_MATERIALS PROVIDED_
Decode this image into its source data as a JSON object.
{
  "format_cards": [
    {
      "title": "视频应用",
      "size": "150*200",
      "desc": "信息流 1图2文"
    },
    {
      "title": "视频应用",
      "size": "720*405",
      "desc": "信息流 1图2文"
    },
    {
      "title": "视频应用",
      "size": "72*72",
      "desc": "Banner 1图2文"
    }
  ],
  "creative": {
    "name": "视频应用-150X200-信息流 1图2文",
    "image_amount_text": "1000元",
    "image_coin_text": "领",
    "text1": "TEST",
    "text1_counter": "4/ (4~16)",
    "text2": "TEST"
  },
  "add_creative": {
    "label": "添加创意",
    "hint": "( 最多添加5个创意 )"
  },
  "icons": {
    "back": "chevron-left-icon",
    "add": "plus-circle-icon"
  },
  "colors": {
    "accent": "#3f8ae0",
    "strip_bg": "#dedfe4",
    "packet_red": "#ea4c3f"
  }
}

_SHORT TASK_
Repeat the data exactly. Leave nothing out.

_FINISHED ANSWER_
Decode this image into its source data as a JSON object.
{
  "format_cards": [
    {
      "title": "视频应用",
      "size": "150*200",
      "desc": "信息流 1图2文"
    },
    {
      "title": "视频应用",
      "size": "720*405",
      "desc": "信息流 1图2文"
    },
    {
      "title": "视频应用",
      "size": "72*72",
      "desc": "Banner 1图2文"
    }
  ],
  "creative": {
    "name": "视频应用-150X200-信息流 1图2文",
    "image_amount_text": "1000元",
    "image_coin_text": "领",
    "text1": "TEST",
    "text1_counter": "4/ (4~16)",
    "text2": "TEST"
  },
  "add_creative": {
    "label": "添加创意",
    "hint": "( 最多添加5个创意 )"
  },
  "icons": {
    "back": "chevron-left-icon",
    "add": "plus-circle-icon"
  },
  "colors": {
    "accent": "#3f8ae0",
    "strip_bg": "#dedfe4",
    "packet_red": "#ea4c3f"
  }
}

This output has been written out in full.